> [WHAT IS ASKED]: Keep only the lines where "structured" appears.

> [INPUT ROWS]:
# # # #
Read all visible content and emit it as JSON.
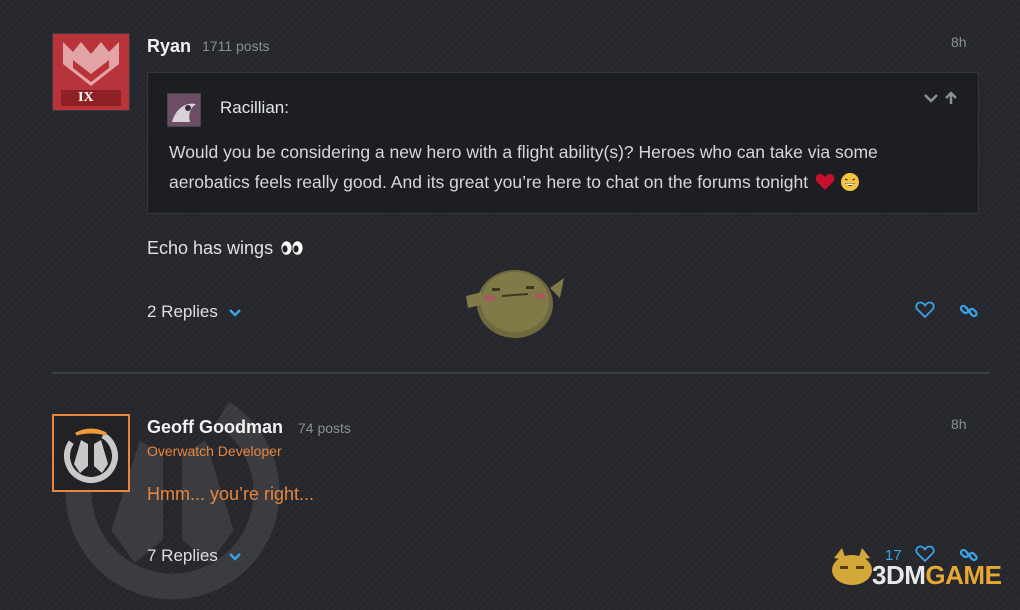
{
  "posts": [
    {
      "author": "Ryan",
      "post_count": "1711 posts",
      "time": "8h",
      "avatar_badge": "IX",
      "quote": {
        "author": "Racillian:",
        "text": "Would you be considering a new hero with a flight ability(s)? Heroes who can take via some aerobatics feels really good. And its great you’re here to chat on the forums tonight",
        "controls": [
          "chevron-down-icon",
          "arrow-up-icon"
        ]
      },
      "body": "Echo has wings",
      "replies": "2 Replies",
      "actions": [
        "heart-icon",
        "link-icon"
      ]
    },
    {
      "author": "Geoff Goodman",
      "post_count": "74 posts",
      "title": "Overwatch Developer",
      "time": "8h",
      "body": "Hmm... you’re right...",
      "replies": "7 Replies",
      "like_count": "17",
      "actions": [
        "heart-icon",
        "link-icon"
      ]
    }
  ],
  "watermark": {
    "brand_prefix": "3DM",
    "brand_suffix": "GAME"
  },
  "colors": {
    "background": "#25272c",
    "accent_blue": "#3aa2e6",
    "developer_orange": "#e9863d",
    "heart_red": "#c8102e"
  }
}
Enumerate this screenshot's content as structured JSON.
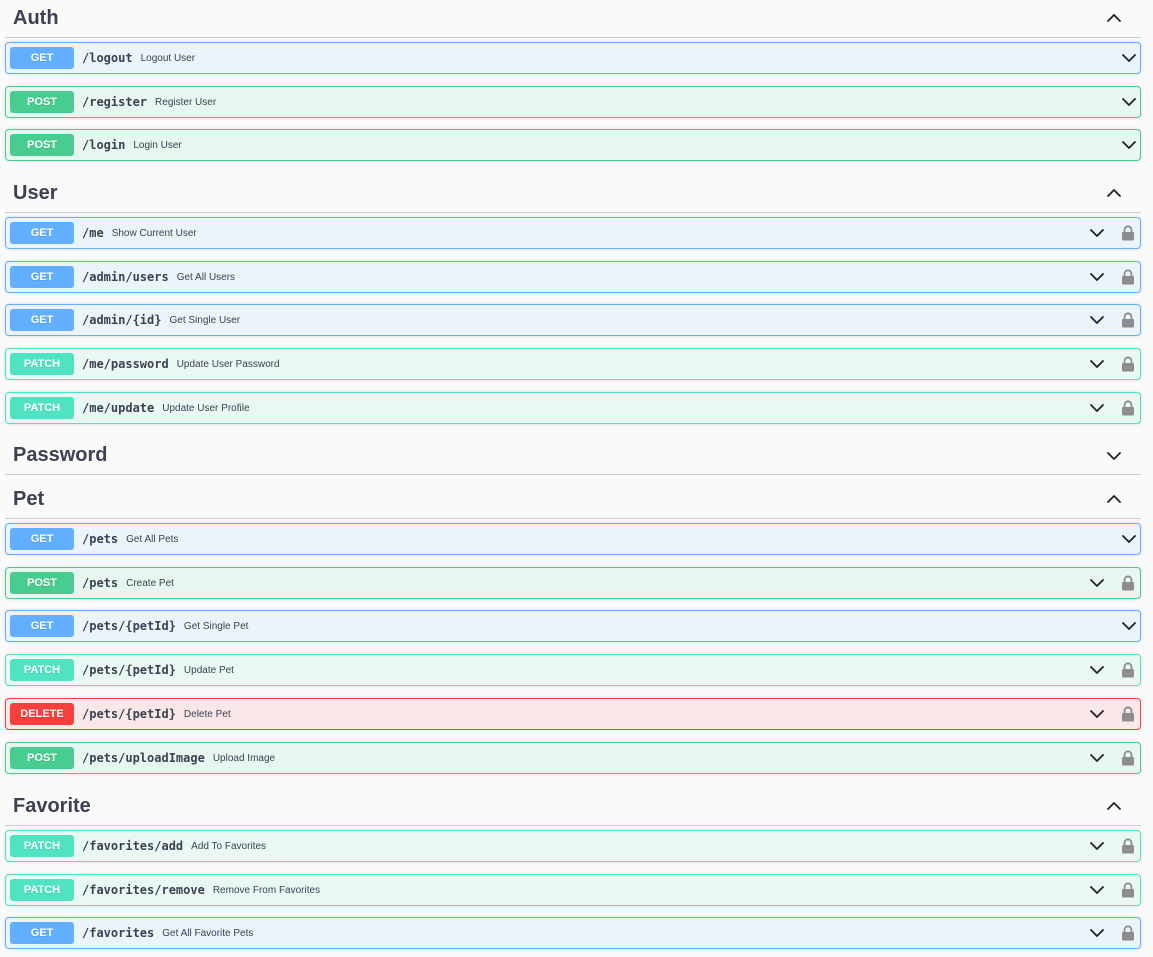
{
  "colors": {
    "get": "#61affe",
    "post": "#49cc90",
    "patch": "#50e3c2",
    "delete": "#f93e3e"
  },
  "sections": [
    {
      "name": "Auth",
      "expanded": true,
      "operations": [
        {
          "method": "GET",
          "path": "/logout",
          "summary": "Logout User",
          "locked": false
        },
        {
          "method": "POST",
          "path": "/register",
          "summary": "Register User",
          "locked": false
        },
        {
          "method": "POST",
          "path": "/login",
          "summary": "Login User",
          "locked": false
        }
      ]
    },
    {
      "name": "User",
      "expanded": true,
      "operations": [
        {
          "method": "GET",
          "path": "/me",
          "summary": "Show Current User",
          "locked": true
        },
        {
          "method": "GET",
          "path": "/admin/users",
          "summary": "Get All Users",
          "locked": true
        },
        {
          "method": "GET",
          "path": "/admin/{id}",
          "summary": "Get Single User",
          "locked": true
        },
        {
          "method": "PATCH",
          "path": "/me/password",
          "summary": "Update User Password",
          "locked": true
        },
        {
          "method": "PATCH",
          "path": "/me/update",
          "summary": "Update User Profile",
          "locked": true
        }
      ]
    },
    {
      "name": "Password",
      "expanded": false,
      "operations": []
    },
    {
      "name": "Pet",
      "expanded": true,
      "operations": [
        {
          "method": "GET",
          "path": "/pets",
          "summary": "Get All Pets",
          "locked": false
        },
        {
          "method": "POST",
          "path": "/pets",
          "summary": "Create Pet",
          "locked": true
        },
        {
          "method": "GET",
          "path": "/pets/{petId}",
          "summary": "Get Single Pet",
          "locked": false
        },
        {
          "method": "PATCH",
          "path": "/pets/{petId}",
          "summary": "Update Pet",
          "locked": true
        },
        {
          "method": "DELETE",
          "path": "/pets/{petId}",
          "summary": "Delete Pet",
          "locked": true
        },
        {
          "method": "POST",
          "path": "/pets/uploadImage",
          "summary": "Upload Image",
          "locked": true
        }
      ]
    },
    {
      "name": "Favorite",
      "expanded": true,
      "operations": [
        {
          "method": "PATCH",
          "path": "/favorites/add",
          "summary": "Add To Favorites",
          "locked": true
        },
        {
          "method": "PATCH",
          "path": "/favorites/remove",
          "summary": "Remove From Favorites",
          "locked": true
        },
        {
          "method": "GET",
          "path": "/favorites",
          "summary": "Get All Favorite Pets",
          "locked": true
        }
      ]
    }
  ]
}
# # # #
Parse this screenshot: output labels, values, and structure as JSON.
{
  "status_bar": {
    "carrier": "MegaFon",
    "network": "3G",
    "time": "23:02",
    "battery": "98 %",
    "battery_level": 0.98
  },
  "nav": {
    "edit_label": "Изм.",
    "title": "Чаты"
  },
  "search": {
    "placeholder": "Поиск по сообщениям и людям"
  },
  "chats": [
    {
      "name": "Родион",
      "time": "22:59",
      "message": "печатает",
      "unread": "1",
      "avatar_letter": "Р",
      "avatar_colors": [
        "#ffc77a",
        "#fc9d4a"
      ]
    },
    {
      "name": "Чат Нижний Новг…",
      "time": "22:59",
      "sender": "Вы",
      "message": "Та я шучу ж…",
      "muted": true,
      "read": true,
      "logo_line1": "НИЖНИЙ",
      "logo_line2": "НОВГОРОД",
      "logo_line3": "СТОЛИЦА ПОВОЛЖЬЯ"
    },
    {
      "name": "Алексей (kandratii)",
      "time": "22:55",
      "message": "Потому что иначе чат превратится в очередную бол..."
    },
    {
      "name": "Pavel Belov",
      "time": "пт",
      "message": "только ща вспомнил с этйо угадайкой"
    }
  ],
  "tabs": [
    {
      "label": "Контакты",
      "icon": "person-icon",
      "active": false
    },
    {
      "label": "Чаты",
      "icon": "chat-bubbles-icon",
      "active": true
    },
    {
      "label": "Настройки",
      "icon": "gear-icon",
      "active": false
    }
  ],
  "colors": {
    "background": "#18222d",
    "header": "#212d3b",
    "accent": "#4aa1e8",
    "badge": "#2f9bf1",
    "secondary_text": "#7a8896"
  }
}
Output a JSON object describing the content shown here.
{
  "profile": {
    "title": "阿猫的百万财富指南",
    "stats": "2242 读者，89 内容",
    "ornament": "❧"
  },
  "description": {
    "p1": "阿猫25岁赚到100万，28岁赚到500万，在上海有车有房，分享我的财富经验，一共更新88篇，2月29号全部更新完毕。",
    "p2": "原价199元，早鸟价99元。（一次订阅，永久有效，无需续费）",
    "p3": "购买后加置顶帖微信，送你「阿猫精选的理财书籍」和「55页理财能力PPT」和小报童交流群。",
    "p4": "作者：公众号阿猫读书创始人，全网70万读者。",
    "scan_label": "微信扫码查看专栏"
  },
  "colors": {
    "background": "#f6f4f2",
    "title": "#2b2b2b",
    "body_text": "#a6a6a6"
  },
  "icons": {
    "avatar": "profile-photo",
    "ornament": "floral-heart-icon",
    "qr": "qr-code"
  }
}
# # # #
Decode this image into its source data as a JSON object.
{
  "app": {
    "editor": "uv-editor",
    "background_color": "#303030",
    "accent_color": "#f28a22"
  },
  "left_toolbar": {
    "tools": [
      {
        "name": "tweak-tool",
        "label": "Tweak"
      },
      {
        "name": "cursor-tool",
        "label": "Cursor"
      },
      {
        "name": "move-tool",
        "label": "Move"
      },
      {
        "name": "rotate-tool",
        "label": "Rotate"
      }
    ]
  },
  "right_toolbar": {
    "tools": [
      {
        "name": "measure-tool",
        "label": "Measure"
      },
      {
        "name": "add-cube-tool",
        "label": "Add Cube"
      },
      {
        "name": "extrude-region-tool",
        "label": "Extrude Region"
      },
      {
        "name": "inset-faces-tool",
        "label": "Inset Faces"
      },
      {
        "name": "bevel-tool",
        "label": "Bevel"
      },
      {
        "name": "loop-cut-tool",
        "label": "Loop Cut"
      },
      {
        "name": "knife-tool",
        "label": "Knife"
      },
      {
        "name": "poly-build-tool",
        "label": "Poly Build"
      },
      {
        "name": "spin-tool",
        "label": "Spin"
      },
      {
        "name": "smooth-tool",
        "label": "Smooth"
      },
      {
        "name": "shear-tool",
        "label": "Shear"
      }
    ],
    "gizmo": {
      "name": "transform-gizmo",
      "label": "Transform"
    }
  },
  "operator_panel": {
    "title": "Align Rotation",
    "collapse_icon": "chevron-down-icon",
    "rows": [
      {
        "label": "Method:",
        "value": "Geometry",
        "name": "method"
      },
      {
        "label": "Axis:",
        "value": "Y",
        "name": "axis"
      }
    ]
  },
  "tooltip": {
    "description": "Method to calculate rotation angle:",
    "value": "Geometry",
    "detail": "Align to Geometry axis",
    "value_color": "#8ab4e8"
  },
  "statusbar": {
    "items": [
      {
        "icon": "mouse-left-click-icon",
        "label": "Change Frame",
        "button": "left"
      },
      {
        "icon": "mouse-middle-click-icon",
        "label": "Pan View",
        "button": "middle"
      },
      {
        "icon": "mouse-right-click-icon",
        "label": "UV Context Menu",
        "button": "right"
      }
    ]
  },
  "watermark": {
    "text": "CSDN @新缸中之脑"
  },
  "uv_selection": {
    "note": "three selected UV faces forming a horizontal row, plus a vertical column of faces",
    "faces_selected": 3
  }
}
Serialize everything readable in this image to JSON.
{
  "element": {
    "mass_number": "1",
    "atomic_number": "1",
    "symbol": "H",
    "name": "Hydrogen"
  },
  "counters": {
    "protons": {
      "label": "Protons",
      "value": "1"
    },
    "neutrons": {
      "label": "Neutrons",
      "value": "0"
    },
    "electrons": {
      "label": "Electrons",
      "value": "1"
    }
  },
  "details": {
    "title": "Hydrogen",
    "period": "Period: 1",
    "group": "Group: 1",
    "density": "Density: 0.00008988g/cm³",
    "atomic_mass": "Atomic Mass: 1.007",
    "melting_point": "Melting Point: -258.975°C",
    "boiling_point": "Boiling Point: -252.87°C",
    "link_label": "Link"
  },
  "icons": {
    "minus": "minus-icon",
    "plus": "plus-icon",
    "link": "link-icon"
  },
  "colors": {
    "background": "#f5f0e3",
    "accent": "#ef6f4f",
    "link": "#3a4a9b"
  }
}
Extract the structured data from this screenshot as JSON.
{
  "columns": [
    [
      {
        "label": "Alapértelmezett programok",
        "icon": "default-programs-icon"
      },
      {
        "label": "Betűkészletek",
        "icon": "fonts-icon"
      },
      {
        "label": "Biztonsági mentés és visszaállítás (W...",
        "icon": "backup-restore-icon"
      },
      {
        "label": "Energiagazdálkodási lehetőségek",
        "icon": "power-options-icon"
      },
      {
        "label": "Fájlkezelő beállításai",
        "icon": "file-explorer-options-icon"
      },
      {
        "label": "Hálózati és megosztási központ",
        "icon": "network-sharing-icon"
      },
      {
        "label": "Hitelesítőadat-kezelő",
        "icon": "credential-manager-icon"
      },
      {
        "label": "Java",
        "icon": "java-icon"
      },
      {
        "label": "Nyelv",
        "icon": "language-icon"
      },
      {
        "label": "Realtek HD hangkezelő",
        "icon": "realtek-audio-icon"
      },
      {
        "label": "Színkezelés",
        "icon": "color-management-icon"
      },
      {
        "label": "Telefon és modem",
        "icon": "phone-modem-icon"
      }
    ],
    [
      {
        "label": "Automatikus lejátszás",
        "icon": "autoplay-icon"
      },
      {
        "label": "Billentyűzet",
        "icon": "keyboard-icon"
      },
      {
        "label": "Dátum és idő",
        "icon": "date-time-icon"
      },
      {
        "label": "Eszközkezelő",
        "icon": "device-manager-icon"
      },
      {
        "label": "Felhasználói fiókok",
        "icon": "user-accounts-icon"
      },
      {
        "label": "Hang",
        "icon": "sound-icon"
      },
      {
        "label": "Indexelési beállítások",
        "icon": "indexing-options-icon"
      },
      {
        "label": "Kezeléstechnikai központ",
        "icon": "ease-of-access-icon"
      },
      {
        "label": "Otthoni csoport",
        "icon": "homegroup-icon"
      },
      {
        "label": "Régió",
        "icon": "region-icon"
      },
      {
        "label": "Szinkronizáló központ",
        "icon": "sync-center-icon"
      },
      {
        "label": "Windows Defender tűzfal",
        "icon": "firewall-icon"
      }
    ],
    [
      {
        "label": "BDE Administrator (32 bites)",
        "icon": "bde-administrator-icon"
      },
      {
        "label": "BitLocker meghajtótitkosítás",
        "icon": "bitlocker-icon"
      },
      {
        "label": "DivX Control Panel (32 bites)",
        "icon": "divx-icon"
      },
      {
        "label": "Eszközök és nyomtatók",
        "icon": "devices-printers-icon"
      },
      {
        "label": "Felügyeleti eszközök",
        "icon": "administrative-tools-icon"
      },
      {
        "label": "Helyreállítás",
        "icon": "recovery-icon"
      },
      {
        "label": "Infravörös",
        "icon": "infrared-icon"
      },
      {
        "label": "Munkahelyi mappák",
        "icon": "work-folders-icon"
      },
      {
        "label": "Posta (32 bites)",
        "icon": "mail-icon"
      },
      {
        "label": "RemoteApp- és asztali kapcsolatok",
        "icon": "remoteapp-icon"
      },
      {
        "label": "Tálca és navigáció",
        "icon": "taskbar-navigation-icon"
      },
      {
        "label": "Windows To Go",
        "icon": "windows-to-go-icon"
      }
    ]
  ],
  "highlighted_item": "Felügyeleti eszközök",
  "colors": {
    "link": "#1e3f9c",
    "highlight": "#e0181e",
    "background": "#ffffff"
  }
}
# # # #
> [WRITTEN SOLUTION]:
Enumerate this screenshot's content as structured JSON.
Extract the structured data from this screenshot as JSON.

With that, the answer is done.